= JOB =
Retype the whole listing verbatim and keep the pictures out of it.

________

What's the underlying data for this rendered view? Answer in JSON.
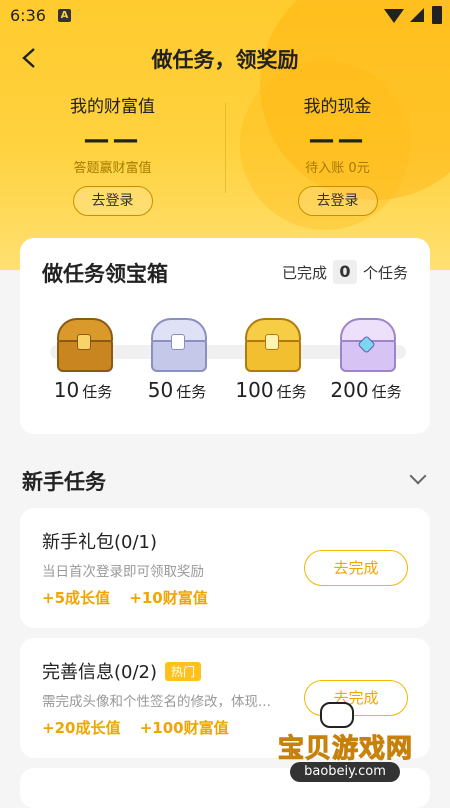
{
  "status": {
    "time": "6:36",
    "badge": "A"
  },
  "header": {
    "title": "做任务，领奖励"
  },
  "stats": [
    {
      "label": "我的财富值",
      "value": "——",
      "sub": "答题赢财富值",
      "button": "去登录"
    },
    {
      "label": "我的现金",
      "value": "——",
      "sub": "待入账 0元",
      "button": "去登录"
    }
  ],
  "chests": {
    "title": "做任务领宝箱",
    "done_prefix": "已完成",
    "done_count": "0",
    "done_suffix": "个任务",
    "items": [
      {
        "count": "10",
        "unit": "任务",
        "icon": "gold-chest-icon",
        "color": "#e0a030"
      },
      {
        "count": "50",
        "unit": "任务",
        "icon": "silver-chest-icon",
        "color": "#c5c8e8"
      },
      {
        "count": "100",
        "unit": "任务",
        "icon": "golden-chest-icon",
        "color": "#f2bf30"
      },
      {
        "count": "200",
        "unit": "任务",
        "icon": "diamond-chest-icon",
        "color": "#d8c4f4"
      }
    ]
  },
  "newbie": {
    "title": "新手任务",
    "tasks": [
      {
        "name": "新手礼包(0/1)",
        "badge": "",
        "desc": "当日首次登录即可领取奖励",
        "reward1": "+5成长值",
        "reward2": "+10财富值",
        "button": "去完成"
      },
      {
        "name": "完善信息(0/2)",
        "badge": "热门",
        "desc": "需完成头像和个性签名的修改，体现...",
        "reward1": "+20成长值",
        "reward2": "+100财富值",
        "button": "去完成"
      }
    ]
  },
  "watermark": {
    "text": "宝贝游戏网",
    "url": "baobeiy.com"
  },
  "colors": {
    "accent": "#ffd23f",
    "reward": "#f0a500",
    "button_border": "#f5b800"
  }
}
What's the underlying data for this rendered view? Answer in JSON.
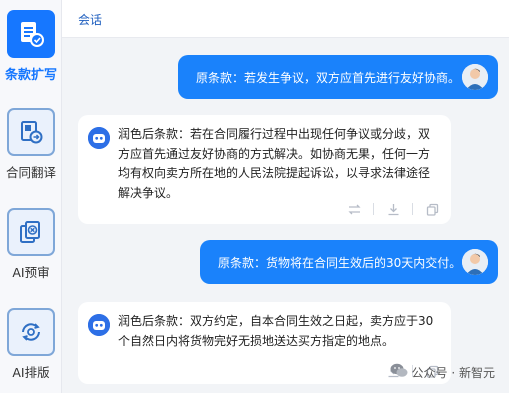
{
  "sidebar": {
    "items": [
      {
        "label": "条款扩写",
        "icon": "document-edit-icon",
        "active": true
      },
      {
        "label": "合同翻译",
        "icon": "book-translate-icon",
        "active": false
      },
      {
        "label": "AI预审",
        "icon": "file-review-icon",
        "active": false
      },
      {
        "label": "AI排版",
        "icon": "layout-refresh-icon",
        "active": false
      }
    ]
  },
  "header": {
    "title": "会话"
  },
  "conversation": [
    {
      "role": "user",
      "text": "原条款：若发生争议，双方应首先进行友好协商。"
    },
    {
      "role": "assistant",
      "text": "润色后条款：若在合同履行过程中出现任何争议或分歧，双方应首先通过友好协商的方式解决。如协商无果，任何一方均有权向卖方所在地的人民法院提起诉讼，以寻求法律途径解决争议。"
    },
    {
      "role": "user",
      "text": "原条款：货物将在合同生效后的30天内交付。"
    },
    {
      "role": "assistant",
      "text": "润色后条款：双方约定，自本合同生效之日起，卖方应于30个自然日内将货物完好无损地送达买方指定的地点。"
    }
  ],
  "watermark": {
    "text": "公众号 · 新智元"
  },
  "colors": {
    "accent": "#1677ff",
    "bubble": "#1a82fb"
  }
}
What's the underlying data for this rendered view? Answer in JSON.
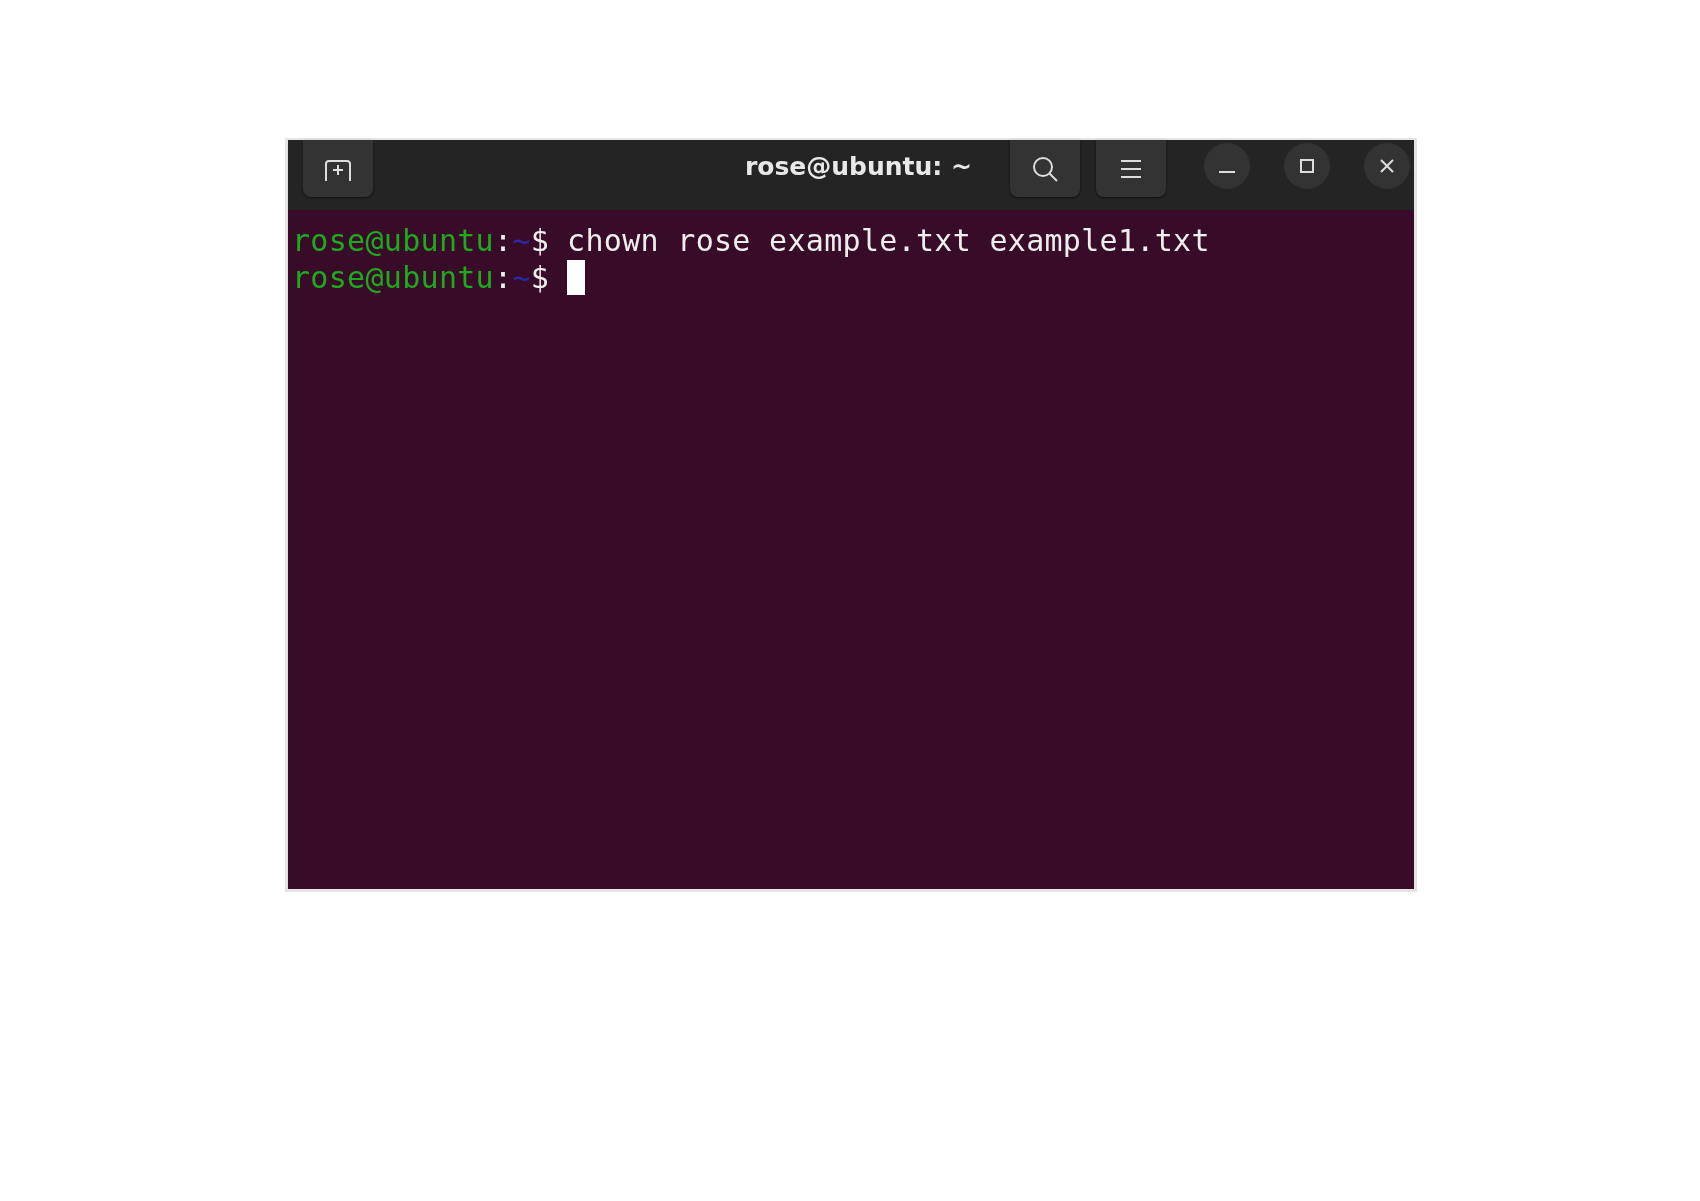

________

= EXERCISE RESPONSE =
What's the underlying data for this rendered view? Answer in JSON.
{
  "status": {
    "time": "6:36",
    "badge": "A"
  },
  "header": {
    "title": "做任务，领奖励"
  },
  "stats": [
    {
      "label": "我的财富值",
      "value": "——",
      "sub": "答题赢财富值",
      "button": "去登录"
    },
    {
      "label": "我的现金",
      "value": "——",
      "sub": "待入账 0元",
      "button": "去登录"
    }
  ],
  "chests": {
    "title": "做任务领宝箱",
    "done_prefix": "已完成",
    "done_count": "0",
    "done_suffix": "个任务",
    "items": [
      {
        "count": "10",
        "unit": "任务",
        "icon": "gold-chest-icon",
        "color": "#e0a030"
      },
      {
        "count": "50",
        "unit": "任务",
        "icon": "silver-chest-icon",
        "color": "#c5c8e8"
      },
      {
        "count": "100",
        "unit": "任务",
        "icon": "golden-chest-icon",
        "color": "#f2bf30"
      },
      {
        "count": "200",
        "unit": "任务",
        "icon": "diamond-chest-icon",
        "color": "#d8c4f4"
      }
    ]
  },
  "newbie": {
    "title": "新手任务",
    "tasks": [
      {
        "name": "新手礼包(0/1)",
        "badge": "",
        "desc": "当日首次登录即可领取奖励",
        "reward1": "+5成长值",
        "reward2": "+10财富值",
        "button": "去完成"
      },
      {
        "name": "完善信息(0/2)",
        "badge": "热门",
        "desc": "需完成头像和个性签名的修改，体现...",
        "reward1": "+20成长值",
        "reward2": "+100财富值",
        "button": "去完成"
      }
    ]
  },
  "watermark": {
    "text": "宝贝游戏网",
    "url": "baobeiy.com"
  },
  "colors": {
    "accent": "#ffd23f",
    "reward": "#f0a500",
    "button_border": "#f5b800"
  }
}
What's the underlying data for this rendered view? Answer in JSON.
{
  "sidebar": {
    "items": [
      {
        "label": "条款扩写",
        "icon": "document-edit-icon",
        "active": true
      },
      {
        "label": "合同翻译",
        "icon": "book-translate-icon",
        "active": false
      },
      {
        "label": "AI预审",
        "icon": "file-review-icon",
        "active": false
      },
      {
        "label": "AI排版",
        "icon": "layout-refresh-icon",
        "active": false
      }
    ]
  },
  "header": {
    "title": "会话"
  },
  "conversation": [
    {
      "role": "user",
      "text": "原条款：若发生争议，双方应首先进行友好协商。"
    },
    {
      "role": "assistant",
      "text": "润色后条款：若在合同履行过程中出现任何争议或分歧，双方应首先通过友好协商的方式解决。如协商无果，任何一方均有权向卖方所在地的人民法院提起诉讼，以寻求法律途径解决争议。"
    },
    {
      "role": "user",
      "text": "原条款：货物将在合同生效后的30天内交付。"
    },
    {
      "role": "assistant",
      "text": "润色后条款：双方约定，自本合同生效之日起，卖方应于30个自然日内将货物完好无损地送达买方指定的地点。"
    }
  ],
  "watermark": {
    "text": "公众号 · 新智元"
  },
  "colors": {
    "accent": "#1677ff",
    "bubble": "#1a82fb"
  }
}
What's the underlying data for this rendered view? Answer in JSON.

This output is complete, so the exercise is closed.